• Challenge: Each line containing the word "Judasza" should be found and copied.

********

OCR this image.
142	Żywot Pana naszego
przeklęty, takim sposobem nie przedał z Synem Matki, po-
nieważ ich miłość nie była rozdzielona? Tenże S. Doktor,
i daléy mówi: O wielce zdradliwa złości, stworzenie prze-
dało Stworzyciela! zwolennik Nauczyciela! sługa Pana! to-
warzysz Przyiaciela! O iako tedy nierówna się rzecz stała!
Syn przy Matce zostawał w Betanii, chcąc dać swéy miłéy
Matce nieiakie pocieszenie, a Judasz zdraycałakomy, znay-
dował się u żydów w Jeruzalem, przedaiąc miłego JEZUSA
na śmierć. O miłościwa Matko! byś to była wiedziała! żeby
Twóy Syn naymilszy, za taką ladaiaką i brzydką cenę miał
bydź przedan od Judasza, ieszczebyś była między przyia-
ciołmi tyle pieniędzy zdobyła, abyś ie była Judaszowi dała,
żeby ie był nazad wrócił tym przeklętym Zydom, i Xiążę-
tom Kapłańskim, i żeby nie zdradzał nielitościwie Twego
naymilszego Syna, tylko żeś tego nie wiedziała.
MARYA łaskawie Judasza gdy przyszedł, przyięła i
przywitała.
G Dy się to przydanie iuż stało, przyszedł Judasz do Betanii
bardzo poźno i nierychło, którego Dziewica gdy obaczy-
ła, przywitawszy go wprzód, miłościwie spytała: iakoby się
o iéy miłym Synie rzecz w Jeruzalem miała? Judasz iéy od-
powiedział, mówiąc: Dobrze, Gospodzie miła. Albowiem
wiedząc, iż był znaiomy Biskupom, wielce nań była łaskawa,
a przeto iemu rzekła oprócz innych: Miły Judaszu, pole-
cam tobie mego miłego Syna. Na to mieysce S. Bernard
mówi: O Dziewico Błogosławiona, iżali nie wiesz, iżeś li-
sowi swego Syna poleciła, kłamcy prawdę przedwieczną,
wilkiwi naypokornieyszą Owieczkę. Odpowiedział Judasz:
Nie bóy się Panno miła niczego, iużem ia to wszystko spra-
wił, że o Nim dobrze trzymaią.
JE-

********

• The output:
bydź przedan od Judasza, ieszczebyś była między przyia-
MARYA łaskawie Judasza gdy przyszedł, przyięła i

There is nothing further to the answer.